> **Written request**
Copy each line of the material below that includes the string "Rechercher".
== Data lines
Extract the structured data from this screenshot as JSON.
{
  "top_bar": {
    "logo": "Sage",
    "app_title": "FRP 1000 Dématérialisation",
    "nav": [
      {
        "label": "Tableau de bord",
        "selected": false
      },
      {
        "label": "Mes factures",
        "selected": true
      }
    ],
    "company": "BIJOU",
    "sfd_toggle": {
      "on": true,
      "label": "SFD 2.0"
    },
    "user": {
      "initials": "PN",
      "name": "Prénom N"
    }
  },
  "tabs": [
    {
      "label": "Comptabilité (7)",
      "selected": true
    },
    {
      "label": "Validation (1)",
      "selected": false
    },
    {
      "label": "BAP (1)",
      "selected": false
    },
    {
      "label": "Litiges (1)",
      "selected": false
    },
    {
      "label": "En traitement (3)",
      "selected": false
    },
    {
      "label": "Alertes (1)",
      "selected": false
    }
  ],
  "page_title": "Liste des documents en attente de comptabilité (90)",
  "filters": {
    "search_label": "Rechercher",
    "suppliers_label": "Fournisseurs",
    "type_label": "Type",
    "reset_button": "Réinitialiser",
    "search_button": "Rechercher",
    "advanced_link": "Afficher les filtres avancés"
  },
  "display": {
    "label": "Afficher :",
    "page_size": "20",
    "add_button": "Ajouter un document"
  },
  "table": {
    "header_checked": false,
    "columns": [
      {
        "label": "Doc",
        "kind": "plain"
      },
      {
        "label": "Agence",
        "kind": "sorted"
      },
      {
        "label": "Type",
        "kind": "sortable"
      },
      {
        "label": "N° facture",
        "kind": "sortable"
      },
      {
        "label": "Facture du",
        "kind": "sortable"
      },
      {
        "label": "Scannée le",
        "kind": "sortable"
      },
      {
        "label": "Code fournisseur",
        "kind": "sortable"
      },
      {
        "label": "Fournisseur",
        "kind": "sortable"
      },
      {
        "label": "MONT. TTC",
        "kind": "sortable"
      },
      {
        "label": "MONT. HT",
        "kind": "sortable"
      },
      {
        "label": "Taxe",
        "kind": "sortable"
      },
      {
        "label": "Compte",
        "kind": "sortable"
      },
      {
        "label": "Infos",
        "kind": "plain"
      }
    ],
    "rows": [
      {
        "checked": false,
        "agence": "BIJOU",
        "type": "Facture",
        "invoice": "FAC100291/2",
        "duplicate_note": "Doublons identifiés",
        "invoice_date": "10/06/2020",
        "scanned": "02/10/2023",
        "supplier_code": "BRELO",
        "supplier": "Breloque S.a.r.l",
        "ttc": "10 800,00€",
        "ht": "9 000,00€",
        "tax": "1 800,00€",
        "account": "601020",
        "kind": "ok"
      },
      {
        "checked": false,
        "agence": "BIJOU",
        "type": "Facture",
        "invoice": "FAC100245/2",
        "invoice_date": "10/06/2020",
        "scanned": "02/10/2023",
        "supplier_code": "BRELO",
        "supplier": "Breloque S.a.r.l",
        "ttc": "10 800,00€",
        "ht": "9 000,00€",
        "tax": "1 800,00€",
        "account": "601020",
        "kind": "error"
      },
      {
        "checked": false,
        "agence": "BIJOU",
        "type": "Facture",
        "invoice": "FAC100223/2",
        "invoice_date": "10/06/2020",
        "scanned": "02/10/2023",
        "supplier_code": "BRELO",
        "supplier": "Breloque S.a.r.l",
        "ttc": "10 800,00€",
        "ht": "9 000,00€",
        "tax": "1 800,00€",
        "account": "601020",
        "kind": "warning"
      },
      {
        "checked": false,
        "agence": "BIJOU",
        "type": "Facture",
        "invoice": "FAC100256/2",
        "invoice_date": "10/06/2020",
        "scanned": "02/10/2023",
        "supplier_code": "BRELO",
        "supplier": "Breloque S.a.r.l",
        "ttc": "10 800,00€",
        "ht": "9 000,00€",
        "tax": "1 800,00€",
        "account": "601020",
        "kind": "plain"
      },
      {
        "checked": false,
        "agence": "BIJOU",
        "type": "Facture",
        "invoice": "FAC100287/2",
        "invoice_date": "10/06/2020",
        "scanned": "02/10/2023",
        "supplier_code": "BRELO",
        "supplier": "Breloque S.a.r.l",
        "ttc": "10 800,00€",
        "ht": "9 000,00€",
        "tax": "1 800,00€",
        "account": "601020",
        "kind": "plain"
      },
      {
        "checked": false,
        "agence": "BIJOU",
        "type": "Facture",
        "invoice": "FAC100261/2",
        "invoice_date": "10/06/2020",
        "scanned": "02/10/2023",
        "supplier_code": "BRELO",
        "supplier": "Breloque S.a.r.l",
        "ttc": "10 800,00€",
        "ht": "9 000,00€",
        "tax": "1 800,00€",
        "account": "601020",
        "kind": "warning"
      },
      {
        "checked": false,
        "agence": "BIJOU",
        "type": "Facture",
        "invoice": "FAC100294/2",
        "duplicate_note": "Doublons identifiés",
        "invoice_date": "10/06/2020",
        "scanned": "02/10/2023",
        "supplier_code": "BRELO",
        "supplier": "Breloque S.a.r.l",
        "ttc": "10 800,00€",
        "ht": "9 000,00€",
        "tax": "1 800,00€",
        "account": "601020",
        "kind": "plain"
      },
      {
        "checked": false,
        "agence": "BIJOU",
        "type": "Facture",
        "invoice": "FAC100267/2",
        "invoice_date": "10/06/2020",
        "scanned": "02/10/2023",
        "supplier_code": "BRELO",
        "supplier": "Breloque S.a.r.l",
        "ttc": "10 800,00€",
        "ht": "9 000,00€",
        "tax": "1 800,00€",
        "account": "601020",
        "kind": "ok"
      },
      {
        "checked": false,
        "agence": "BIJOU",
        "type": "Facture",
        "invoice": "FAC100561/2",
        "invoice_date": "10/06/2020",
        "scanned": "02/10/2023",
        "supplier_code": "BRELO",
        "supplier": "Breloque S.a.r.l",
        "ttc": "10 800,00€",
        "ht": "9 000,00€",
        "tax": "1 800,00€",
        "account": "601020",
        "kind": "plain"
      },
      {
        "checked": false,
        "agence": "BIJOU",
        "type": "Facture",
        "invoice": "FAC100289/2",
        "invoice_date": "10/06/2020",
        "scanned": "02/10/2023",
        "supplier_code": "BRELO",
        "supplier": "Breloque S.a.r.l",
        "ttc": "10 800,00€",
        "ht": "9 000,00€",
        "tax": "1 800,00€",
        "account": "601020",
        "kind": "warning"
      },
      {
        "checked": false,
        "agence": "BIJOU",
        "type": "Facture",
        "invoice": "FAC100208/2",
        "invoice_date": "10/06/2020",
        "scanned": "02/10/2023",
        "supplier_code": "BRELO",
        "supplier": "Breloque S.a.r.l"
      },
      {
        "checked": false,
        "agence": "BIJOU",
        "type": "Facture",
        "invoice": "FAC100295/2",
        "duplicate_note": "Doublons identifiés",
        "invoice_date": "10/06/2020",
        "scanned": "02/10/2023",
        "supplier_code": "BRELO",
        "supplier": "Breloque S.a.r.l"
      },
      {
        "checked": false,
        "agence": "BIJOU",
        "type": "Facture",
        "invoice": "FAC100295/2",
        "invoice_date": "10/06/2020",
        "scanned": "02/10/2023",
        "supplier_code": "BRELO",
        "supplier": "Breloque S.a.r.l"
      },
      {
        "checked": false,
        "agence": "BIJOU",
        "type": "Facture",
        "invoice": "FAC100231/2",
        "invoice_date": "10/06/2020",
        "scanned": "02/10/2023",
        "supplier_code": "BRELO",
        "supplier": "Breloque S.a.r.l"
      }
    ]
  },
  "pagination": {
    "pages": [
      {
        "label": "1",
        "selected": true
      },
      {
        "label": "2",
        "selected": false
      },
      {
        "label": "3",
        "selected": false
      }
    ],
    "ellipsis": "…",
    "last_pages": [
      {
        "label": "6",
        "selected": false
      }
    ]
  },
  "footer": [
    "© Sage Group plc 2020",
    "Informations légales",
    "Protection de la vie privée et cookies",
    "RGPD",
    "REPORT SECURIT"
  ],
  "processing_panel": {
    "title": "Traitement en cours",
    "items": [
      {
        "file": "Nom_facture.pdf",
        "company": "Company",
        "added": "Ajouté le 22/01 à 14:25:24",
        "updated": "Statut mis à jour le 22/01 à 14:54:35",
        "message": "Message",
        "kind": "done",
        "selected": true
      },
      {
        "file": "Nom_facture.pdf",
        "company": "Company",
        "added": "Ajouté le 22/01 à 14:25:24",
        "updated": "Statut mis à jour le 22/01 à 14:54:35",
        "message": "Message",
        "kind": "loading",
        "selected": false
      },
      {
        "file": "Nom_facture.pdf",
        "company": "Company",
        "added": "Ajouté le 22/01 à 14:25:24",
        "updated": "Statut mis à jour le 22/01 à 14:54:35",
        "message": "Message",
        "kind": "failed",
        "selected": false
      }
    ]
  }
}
====
> **Response**
    "search_label": "Rechercher",
    "search_button": "Rechercher",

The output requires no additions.